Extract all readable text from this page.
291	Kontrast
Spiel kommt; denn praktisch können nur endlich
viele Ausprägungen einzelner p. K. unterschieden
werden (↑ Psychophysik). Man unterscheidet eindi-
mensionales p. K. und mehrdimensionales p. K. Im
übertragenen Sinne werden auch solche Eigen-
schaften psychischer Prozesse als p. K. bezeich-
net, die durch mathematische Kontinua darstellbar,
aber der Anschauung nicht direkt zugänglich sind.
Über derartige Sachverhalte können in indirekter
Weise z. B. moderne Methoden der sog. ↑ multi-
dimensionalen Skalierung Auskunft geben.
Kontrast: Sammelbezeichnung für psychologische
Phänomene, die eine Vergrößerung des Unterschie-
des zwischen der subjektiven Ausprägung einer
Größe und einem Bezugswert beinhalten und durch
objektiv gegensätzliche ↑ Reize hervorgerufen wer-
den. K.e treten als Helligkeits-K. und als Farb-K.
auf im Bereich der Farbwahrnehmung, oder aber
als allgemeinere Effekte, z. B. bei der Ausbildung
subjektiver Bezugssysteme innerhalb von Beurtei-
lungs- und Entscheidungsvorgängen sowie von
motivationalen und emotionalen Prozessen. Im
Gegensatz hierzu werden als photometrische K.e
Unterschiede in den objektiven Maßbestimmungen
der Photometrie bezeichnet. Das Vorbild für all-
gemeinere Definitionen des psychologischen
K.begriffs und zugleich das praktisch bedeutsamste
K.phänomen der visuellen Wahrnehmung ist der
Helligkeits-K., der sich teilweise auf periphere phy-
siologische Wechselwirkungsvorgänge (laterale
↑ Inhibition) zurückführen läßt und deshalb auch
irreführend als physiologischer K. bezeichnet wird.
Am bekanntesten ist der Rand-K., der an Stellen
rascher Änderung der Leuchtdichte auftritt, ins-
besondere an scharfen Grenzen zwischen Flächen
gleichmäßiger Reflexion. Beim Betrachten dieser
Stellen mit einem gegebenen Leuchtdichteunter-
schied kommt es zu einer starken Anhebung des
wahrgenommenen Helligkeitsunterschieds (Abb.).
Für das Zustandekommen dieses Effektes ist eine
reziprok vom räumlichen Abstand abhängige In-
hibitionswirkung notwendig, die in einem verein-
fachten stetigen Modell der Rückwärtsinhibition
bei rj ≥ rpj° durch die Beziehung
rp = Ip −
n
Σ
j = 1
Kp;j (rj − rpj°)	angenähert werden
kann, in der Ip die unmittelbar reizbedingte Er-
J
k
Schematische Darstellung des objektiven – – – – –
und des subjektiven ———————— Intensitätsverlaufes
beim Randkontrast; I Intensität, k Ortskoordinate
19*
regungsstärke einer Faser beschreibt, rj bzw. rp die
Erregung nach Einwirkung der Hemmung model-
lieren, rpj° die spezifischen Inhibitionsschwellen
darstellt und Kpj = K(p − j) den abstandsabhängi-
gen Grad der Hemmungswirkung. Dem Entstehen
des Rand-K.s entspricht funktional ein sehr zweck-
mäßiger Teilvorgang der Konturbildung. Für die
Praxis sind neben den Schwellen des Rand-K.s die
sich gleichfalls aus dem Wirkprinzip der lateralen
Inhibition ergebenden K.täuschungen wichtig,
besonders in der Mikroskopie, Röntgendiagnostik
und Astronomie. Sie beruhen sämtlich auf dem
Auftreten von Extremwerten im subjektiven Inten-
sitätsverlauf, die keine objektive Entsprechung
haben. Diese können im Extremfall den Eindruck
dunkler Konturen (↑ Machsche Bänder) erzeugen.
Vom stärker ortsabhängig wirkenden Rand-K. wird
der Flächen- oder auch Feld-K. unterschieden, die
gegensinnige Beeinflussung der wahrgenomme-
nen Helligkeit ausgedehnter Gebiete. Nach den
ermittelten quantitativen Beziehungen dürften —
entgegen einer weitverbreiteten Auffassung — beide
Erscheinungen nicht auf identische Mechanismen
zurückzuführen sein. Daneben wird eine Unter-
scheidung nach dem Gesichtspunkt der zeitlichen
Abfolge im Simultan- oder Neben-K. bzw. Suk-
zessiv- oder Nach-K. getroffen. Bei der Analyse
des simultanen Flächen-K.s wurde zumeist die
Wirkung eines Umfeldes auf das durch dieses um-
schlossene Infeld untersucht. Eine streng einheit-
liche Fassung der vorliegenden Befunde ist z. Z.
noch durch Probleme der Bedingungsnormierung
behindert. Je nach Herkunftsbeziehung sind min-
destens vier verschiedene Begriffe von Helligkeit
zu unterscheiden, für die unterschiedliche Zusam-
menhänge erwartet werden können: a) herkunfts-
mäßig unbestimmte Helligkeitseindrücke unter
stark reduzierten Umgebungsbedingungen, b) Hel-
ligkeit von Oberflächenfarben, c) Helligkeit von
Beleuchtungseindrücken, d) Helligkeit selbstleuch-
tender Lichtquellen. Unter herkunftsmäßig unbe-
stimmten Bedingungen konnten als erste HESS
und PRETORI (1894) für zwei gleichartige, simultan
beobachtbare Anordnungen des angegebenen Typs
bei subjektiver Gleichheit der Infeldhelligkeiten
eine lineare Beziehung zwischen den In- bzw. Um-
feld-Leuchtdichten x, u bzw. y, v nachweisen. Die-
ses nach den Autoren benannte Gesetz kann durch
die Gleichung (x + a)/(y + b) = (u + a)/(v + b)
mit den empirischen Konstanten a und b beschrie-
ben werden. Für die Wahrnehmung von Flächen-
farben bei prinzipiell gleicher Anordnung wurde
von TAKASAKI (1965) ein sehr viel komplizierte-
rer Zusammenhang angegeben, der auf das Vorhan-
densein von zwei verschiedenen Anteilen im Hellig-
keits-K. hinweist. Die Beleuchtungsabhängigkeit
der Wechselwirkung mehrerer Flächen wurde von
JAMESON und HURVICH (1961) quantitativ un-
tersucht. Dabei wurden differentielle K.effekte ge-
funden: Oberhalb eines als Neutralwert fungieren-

====================

PROBLEM TO SOLVE. Set the data down once more, exactly as it stands.

OUTPUT.
Extract all readable text from this page.
291	Kontrast
Spiel kommt; denn praktisch können nur endlich
viele Ausprägungen einzelner p. K. unterschieden
werden (↑ Psychophysik). Man unterscheidet eindi-
mensionales p. K. und mehrdimensionales p. K. Im
übertragenen Sinne werden auch solche Eigen-
schaften psychischer Prozesse als p. K. bezeich-
net, die durch mathematische Kontinua darstellbar,
aber der Anschauung nicht direkt zugänglich sind.
Über derartige Sachverhalte können in indirekter
Weise z. B. moderne Methoden der sog. ↑ multi-
dimensionalen Skalierung Auskunft geben.
Kontrast: Sammelbezeichnung für psychologische
Phänomene, die eine Vergrößerung des Unterschie-
des zwischen der subjektiven Ausprägung einer
Größe und einem Bezugswert beinhalten und durch
objektiv gegensätzliche ↑ Reize hervorgerufen wer-
den. K.e treten als Helligkeits-K. und als Farb-K.
auf im Bereich der Farbwahrnehmung, oder aber
als allgemeinere Effekte, z. B. bei der Ausbildung
subjektiver Bezugssysteme innerhalb von Beurtei-
lungs- und Entscheidungsvorgängen sowie von
motivationalen und emotionalen Prozessen. Im
Gegensatz hierzu werden als photometrische K.e
Unterschiede in den objektiven Maßbestimmungen
der Photometrie bezeichnet. Das Vorbild für all-
gemeinere Definitionen des psychologischen
K.begriffs und zugleich das praktisch bedeutsamste
K.phänomen der visuellen Wahrnehmung ist der
Helligkeits-K., der sich teilweise auf periphere phy-
siologische Wechselwirkungsvorgänge (laterale
↑ Inhibition) zurückführen läßt und deshalb auch
irreführend als physiologischer K. bezeichnet wird.
Am bekanntesten ist der Rand-K., der an Stellen
rascher Änderung der Leuchtdichte auftritt, ins-
besondere an scharfen Grenzen zwischen Flächen
gleichmäßiger Reflexion. Beim Betrachten dieser
Stellen mit einem gegebenen Leuchtdichteunter-
schied kommt es zu einer starken Anhebung des
wahrgenommenen Helligkeitsunterschieds (Abb.).
Für das Zustandekommen dieses Effektes ist eine
reziprok vom räumlichen Abstand abhängige In-
hibitionswirkung notwendig, die in einem verein-
fachten stetigen Modell der Rückwärtsinhibition
bei rj ≥ rpj° durch die Beziehung
rp = Ip −
n
Σ
j = 1
Kp;j (rj − rpj°)	angenähert werden
kann, in der Ip die unmittelbar reizbedingte Er-
J
k
Schematische Darstellung des objektiven – – – – –
und des subjektiven ———————— Intensitätsverlaufes
beim Randkontrast; I Intensität, k Ortskoordinate
19*
regungsstärke einer Faser beschreibt, rj bzw. rp die
Erregung nach Einwirkung der Hemmung model-
lieren, rpj° die spezifischen Inhibitionsschwellen
darstellt und Kpj = K(p − j) den abstandsabhängi-
gen Grad der Hemmungswirkung. Dem Entstehen
des Rand-K.s entspricht funktional ein sehr zweck-
mäßiger Teilvorgang der Konturbildung. Für die
Praxis sind neben den Schwellen des Rand-K.s die
sich gleichfalls aus dem Wirkprinzip der lateralen
Inhibition ergebenden K.täuschungen wichtig,
besonders in der Mikroskopie, Röntgendiagnostik
und Astronomie. Sie beruhen sämtlich auf dem
Auftreten von Extremwerten im subjektiven Inten-
sitätsverlauf, die keine objektive Entsprechung
haben. Diese können im Extremfall den Eindruck
dunkler Konturen (↑ Machsche Bänder) erzeugen.
Vom stärker ortsabhängig wirkenden Rand-K. wird
der Flächen- oder auch Feld-K. unterschieden, die
gegensinnige Beeinflussung der wahrgenomme-
nen Helligkeit ausgedehnter Gebiete. Nach den
ermittelten quantitativen Beziehungen dürften —
entgegen einer weitverbreiteten Auffassung — beide
Erscheinungen nicht auf identische Mechanismen
zurückzuführen sein. Daneben wird eine Unter-
scheidung nach dem Gesichtspunkt der zeitlichen
Abfolge im Simultan- oder Neben-K. bzw. Suk-
zessiv- oder Nach-K. getroffen. Bei der Analyse
des simultanen Flächen-K.s wurde zumeist die
Wirkung eines Umfeldes auf das durch dieses um-
schlossene Infeld untersucht. Eine streng einheit-
liche Fassung der vorliegenden Befunde ist z. Z.
noch durch Probleme der Bedingungsnormierung
behindert. Je nach Herkunftsbeziehung sind min-
destens vier verschiedene Begriffe von Helligkeit
zu unterscheiden, für die unterschiedliche Zusam-
menhänge erwartet werden können: a) herkunfts-
mäßig unbestimmte Helligkeitseindrücke unter
stark reduzierten Umgebungsbedingungen, b) Hel-
ligkeit von Oberflächenfarben, c) Helligkeit von
Beleuchtungseindrücken, d) Helligkeit selbstleuch-
tender Lichtquellen. Unter herkunftsmäßig unbe-
stimmten Bedingungen konnten als erste HESS
und PRETORI (1894) für zwei gleichartige, simultan
beobachtbare Anordnungen des angegebenen Typs
bei subjektiver Gleichheit der Infeldhelligkeiten
eine lineare Beziehung zwischen den In- bzw. Um-
feld-Leuchtdichten x, u bzw. y, v nachweisen. Die-
ses nach den Autoren benannte Gesetz kann durch
die Gleichung (x + a)/(y + b) = (u + a)/(v + b)
mit den empirischen Konstanten a und b beschrie-
ben werden. Für die Wahrnehmung von Flächen-
farben bei prinzipiell gleicher Anordnung wurde
von TAKASAKI (1965) ein sehr viel komplizierte-
rer Zusammenhang angegeben, der auf das Vorhan-
densein von zwei verschiedenen Anteilen im Hellig-
keits-K. hinweist. Die Beleuchtungsabhängigkeit
der Wechselwirkung mehrerer Flächen wurde von
JAMESON und HURVICH (1961) quantitativ un-
tersucht. Dabei wurden differentielle K.effekte ge-
funden: Oberhalb eines als Neutralwert fungieren-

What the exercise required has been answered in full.